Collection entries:
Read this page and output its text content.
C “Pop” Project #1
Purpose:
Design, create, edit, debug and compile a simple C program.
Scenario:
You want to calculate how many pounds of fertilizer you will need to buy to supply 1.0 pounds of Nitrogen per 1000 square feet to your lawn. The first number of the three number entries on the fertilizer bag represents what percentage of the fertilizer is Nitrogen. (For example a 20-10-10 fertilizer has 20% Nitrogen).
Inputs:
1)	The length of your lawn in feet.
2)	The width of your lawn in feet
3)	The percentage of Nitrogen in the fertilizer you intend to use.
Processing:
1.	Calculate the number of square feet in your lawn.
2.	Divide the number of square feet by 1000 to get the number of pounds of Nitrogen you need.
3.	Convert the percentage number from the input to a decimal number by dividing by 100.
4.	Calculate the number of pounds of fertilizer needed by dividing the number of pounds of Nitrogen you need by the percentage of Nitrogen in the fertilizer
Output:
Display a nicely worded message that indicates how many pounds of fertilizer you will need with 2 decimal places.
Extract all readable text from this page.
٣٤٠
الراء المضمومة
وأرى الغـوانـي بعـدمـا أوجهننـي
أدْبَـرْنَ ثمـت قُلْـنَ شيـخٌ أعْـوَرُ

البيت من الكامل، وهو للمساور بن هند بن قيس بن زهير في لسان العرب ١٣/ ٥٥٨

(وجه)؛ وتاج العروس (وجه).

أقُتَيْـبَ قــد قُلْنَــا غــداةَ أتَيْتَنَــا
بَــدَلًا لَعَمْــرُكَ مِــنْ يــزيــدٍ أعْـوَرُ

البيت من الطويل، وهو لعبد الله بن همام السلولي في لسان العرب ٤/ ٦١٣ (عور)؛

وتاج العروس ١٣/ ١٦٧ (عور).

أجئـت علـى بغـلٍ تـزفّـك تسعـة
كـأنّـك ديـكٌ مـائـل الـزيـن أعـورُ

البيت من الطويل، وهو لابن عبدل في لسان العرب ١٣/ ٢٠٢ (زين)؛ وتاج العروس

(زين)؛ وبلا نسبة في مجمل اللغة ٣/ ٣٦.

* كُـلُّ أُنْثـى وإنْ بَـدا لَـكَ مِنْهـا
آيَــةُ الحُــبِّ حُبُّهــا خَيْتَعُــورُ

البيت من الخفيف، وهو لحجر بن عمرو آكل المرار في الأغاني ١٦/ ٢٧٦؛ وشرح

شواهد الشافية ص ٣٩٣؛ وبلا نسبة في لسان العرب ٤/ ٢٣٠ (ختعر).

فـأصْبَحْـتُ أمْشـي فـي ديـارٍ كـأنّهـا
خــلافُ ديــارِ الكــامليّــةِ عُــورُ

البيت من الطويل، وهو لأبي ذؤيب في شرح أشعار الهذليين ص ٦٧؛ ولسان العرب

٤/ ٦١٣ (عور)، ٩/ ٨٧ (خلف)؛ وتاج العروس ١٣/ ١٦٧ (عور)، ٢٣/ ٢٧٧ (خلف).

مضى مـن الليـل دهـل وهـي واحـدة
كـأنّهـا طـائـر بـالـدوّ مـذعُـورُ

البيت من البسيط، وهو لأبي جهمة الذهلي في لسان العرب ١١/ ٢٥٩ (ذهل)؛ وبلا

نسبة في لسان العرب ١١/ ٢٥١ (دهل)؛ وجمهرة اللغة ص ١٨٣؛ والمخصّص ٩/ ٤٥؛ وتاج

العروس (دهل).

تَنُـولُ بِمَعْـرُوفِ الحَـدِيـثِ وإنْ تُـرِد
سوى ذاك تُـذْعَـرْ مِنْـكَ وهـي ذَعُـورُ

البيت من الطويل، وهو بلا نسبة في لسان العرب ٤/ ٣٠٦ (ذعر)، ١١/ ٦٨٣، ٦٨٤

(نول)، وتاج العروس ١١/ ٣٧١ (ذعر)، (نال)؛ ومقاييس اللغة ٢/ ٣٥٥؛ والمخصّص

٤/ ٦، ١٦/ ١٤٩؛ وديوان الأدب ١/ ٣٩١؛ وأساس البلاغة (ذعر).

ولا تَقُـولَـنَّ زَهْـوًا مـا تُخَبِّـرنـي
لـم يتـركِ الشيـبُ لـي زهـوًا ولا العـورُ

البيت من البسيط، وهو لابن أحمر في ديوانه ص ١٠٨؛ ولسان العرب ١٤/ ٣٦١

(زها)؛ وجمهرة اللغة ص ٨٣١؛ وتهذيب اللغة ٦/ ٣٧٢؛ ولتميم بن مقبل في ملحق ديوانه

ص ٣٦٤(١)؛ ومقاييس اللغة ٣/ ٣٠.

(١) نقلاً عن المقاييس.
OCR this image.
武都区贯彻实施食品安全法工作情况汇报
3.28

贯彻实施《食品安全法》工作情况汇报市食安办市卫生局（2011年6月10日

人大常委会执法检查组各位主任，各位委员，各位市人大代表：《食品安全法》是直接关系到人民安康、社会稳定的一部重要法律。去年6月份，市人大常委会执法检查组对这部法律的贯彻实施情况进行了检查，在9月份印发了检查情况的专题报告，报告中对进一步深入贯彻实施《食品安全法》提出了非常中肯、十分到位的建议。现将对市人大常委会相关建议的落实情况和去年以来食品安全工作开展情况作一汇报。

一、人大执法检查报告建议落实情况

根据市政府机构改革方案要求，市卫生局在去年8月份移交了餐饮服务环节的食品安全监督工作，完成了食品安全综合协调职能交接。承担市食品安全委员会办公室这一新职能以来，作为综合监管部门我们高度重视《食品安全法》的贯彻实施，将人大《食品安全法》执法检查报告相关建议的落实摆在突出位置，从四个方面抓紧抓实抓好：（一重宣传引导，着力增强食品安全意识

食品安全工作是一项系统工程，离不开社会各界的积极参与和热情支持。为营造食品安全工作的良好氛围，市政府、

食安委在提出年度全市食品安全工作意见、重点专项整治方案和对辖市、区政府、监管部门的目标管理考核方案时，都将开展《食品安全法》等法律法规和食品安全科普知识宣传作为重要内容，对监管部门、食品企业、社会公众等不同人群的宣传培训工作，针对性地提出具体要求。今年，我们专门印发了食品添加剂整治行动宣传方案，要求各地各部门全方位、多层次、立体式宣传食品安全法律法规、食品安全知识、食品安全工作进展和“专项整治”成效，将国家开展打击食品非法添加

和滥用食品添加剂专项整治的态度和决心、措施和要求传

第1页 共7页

The problem: Give only a number: how many lines of the data hold the string "dividing"?

Answer to the problem: 2